## WRITTEN EXERCISE
Collect all lines below with the string "motornog".

=====

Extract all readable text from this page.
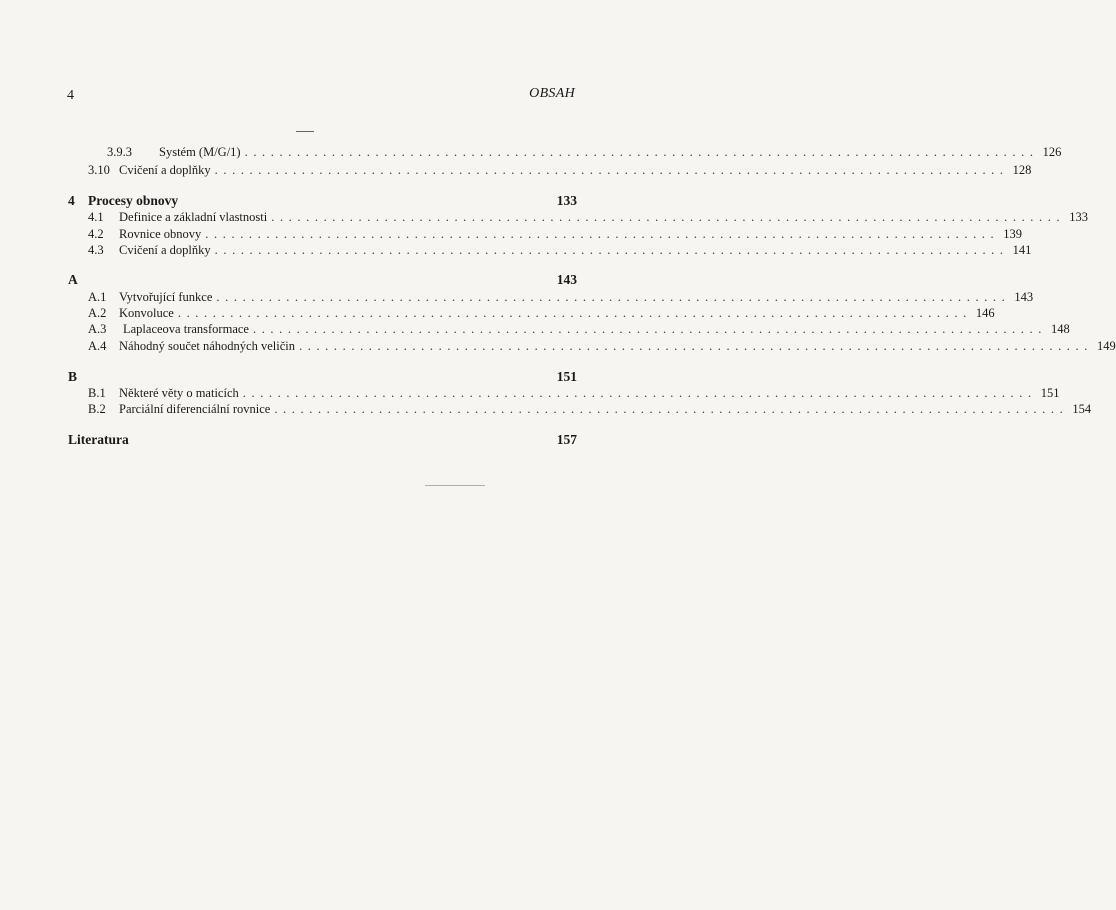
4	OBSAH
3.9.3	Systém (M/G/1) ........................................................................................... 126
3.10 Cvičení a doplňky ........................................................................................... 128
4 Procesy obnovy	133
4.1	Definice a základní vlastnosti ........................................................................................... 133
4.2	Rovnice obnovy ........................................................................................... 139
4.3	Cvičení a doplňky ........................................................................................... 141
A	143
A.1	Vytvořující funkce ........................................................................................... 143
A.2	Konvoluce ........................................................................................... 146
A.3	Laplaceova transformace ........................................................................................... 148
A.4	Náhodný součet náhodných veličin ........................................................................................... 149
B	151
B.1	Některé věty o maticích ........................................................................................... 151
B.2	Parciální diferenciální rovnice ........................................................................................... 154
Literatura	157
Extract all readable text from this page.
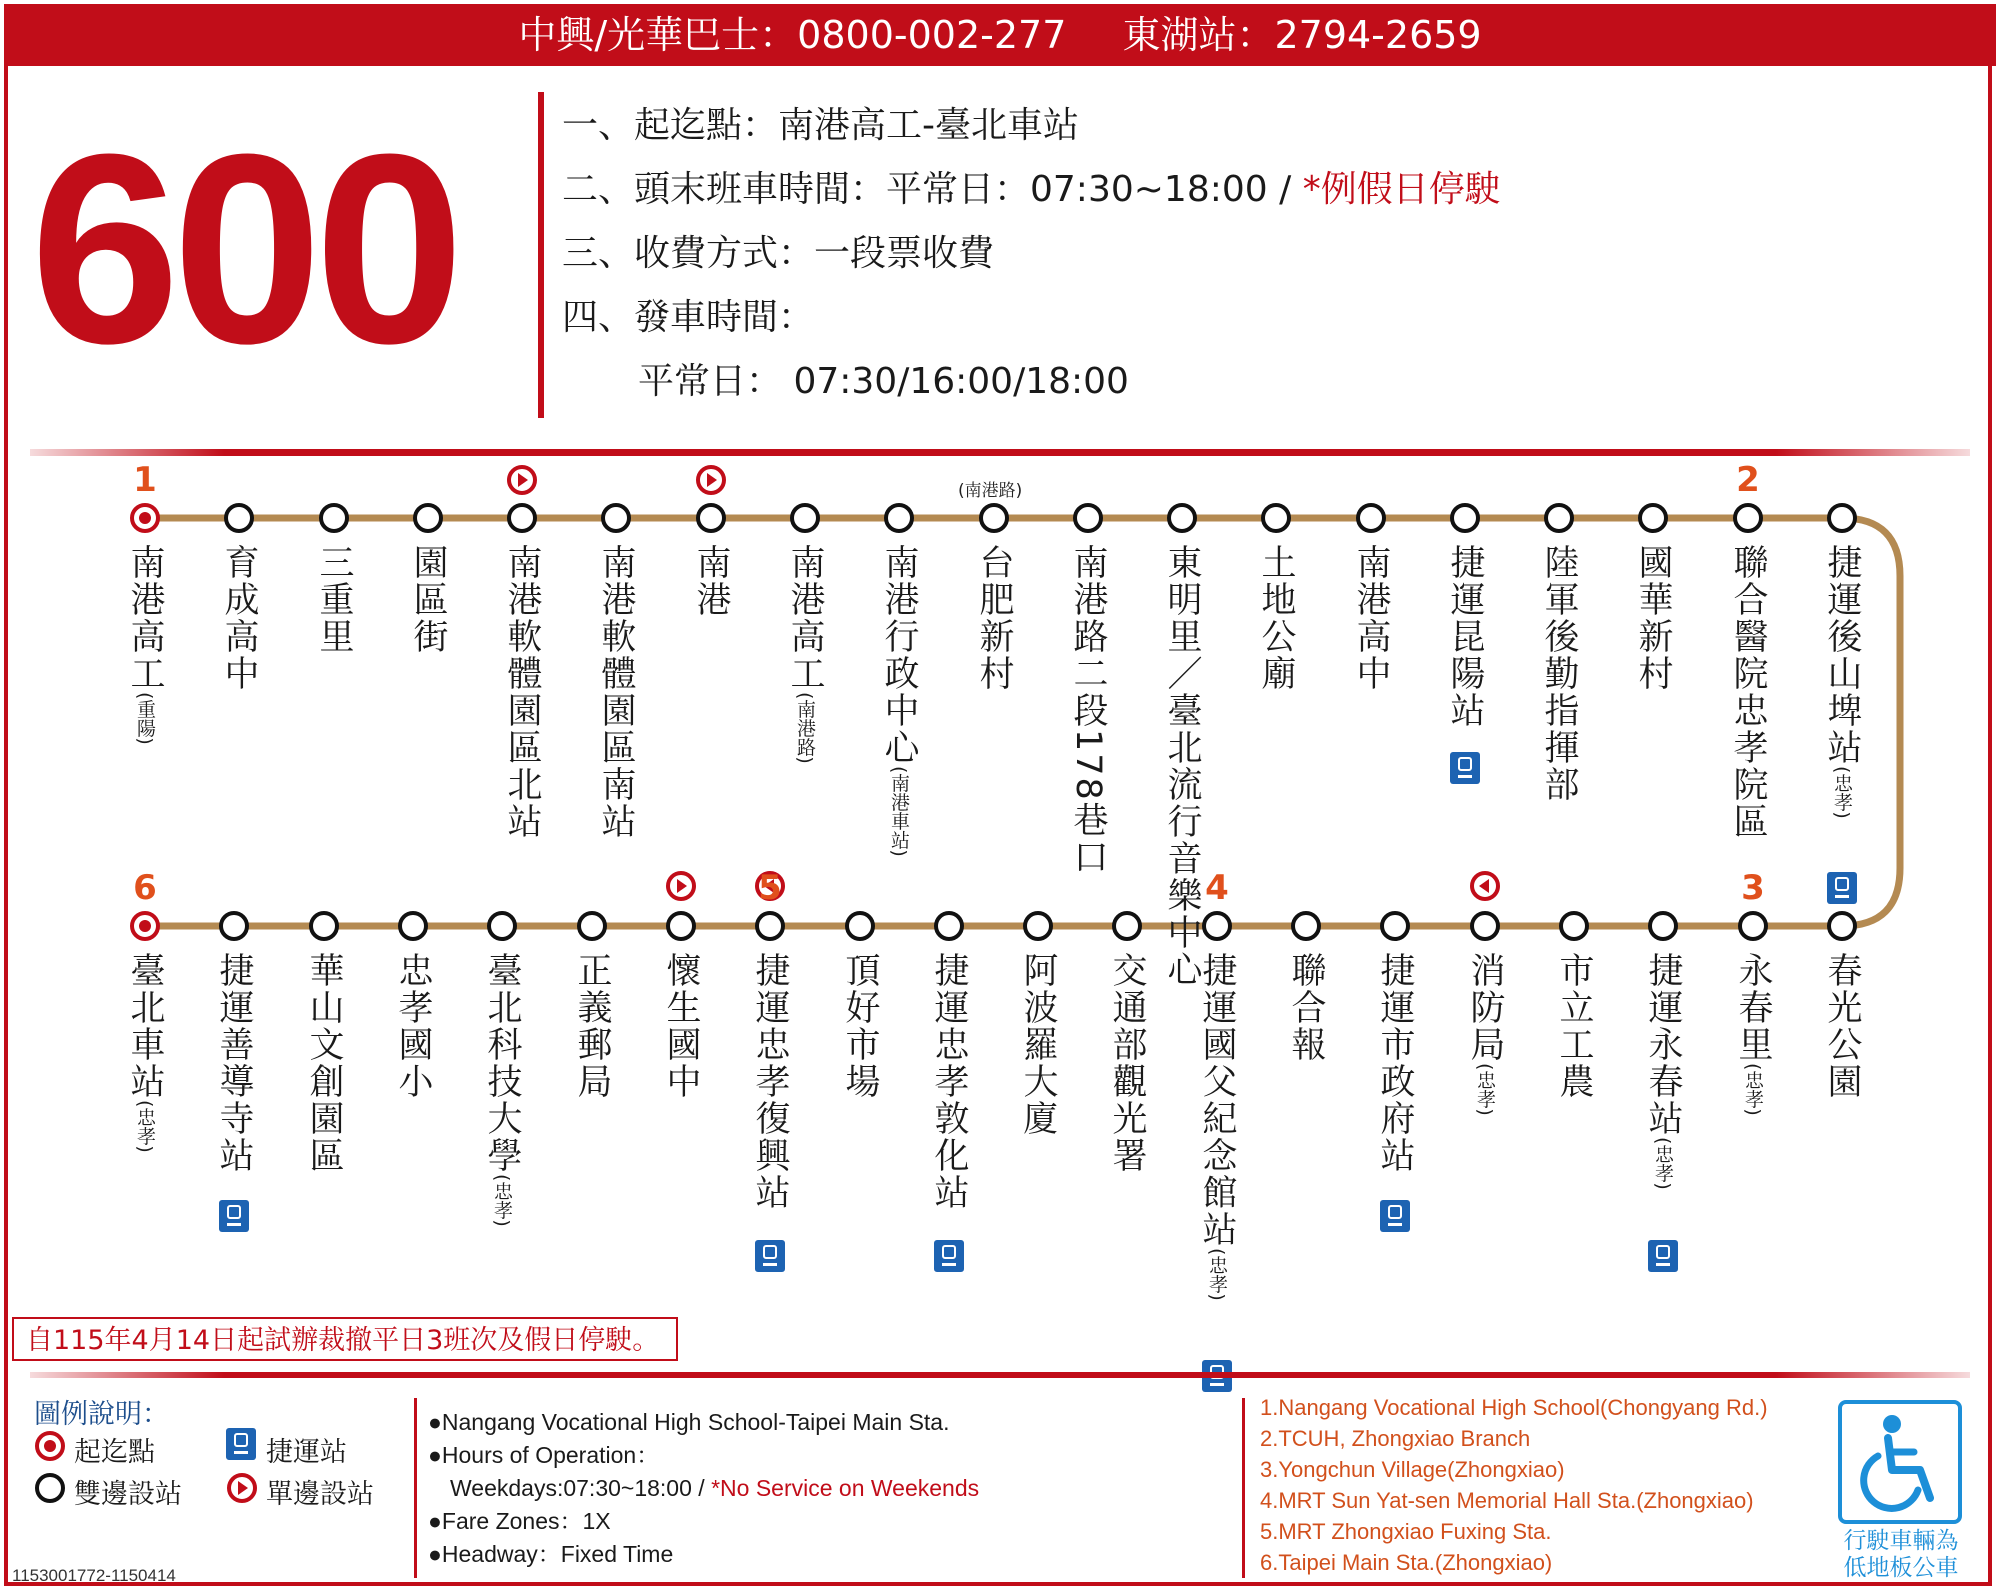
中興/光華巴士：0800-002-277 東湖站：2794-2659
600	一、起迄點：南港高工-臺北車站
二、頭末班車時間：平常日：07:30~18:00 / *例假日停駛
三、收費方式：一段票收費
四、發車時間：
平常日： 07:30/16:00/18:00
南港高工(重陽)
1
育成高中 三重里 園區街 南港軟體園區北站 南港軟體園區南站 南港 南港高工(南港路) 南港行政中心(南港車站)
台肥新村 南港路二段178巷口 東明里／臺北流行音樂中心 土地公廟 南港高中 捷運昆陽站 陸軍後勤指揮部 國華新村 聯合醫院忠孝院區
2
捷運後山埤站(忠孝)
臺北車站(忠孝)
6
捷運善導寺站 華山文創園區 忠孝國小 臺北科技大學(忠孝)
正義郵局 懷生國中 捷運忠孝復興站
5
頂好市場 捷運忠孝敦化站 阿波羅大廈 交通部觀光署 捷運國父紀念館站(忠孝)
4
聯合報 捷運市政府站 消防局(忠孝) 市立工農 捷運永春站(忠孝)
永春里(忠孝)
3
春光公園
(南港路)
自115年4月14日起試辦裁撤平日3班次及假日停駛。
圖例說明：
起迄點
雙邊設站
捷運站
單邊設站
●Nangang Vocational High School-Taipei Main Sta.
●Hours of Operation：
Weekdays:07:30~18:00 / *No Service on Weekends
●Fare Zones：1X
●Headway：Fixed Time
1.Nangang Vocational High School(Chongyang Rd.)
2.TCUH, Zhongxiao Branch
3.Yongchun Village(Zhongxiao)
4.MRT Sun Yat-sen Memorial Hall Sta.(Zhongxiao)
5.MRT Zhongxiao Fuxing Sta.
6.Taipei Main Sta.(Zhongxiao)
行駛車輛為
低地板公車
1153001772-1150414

=====

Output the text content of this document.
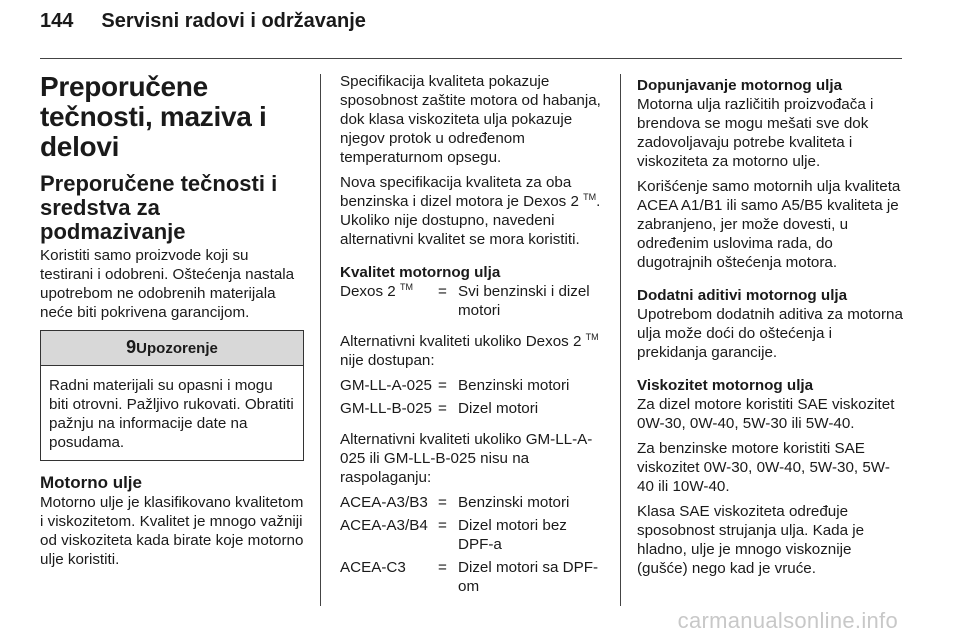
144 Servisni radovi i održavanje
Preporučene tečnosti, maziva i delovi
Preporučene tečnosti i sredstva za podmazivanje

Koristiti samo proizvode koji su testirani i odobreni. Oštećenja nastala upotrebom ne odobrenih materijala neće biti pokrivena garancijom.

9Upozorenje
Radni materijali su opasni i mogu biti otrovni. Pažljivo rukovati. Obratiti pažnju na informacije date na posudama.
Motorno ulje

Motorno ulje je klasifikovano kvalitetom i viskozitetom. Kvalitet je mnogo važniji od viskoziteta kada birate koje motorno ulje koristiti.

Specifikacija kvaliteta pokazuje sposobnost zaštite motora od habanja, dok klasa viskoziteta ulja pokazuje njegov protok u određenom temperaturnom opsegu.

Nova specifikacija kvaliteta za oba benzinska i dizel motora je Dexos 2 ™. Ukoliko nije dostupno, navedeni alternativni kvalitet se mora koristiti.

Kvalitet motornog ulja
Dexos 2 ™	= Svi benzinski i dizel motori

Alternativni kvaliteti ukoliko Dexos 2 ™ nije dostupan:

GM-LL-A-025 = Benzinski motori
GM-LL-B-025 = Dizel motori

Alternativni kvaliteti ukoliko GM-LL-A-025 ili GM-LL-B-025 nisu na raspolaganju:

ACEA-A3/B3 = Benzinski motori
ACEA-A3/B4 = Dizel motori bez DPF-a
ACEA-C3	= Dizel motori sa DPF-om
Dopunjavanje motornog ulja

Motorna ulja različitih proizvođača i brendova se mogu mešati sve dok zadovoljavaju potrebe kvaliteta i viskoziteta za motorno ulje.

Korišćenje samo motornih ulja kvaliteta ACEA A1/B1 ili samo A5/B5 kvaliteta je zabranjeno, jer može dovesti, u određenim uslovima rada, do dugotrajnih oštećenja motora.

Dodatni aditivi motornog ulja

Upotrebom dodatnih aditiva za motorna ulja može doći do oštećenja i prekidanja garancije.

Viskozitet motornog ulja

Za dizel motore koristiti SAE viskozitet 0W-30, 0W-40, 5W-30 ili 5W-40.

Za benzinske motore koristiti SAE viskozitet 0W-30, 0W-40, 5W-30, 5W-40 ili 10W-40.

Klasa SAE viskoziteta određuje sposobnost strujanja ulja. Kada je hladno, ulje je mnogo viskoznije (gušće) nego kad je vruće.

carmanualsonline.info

=====

## EXERCISE SOLUTION
Kvalitet motornog ulja
Dopunjavanje motornog ulja
Dodatni aditivi motornog ulja
Viskozitet motornog ulja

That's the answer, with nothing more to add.